■ Goal of the exercise:
Every record must be transcribed in its entirety, apart from the images, which are to be omitted.

(Dataset records)

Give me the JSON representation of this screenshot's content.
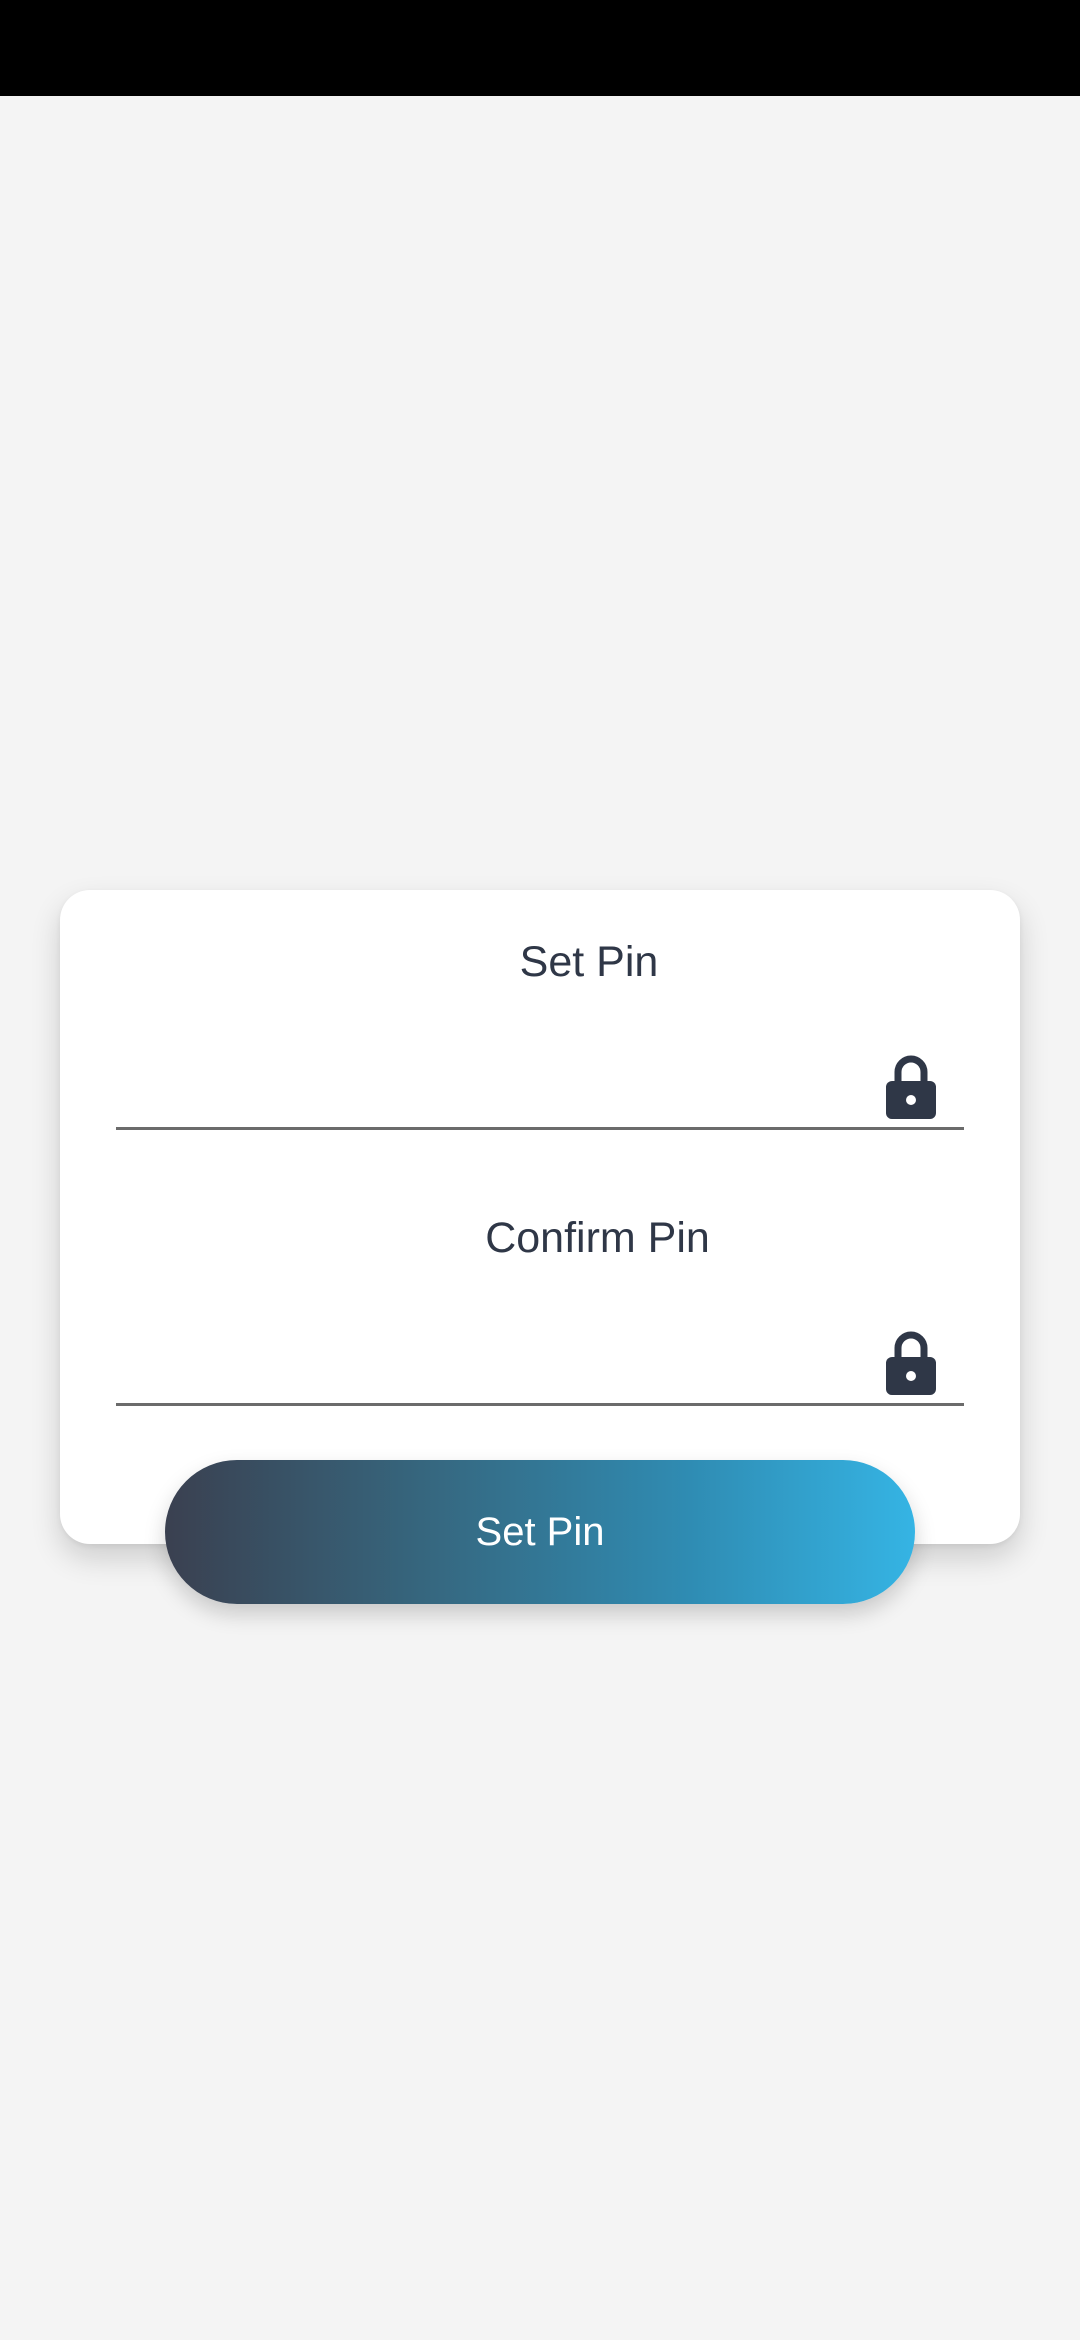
{
  "form": {
    "set_pin_label": "Set Pin",
    "set_pin_value": "",
    "confirm_pin_label": "Confirm Pin",
    "confirm_pin_value": ""
  },
  "icons": {
    "field_icon": "lock-icon"
  },
  "submit": {
    "label": "Set Pin"
  },
  "colors": {
    "text": "#2f3747",
    "gradient_start": "#3a4050",
    "gradient_end": "#35b4e4",
    "background": "#f4f4f4"
  }
}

■ Output of the task:
Give me the JSON representation of this screenshot's content.
{
  "form": {
    "set_pin_label": "Set Pin",
    "set_pin_value": "",
    "confirm_pin_label": "Confirm Pin",
    "confirm_pin_value": ""
  },
  "icons": {
    "field_icon": "lock-icon"
  },
  "submit": {
    "label": "Set Pin"
  },
  "colors": {
    "text": "#2f3747",
    "gradient_start": "#3a4050",
    "gradient_end": "#35b4e4",
    "background": "#f4f4f4"
  }
}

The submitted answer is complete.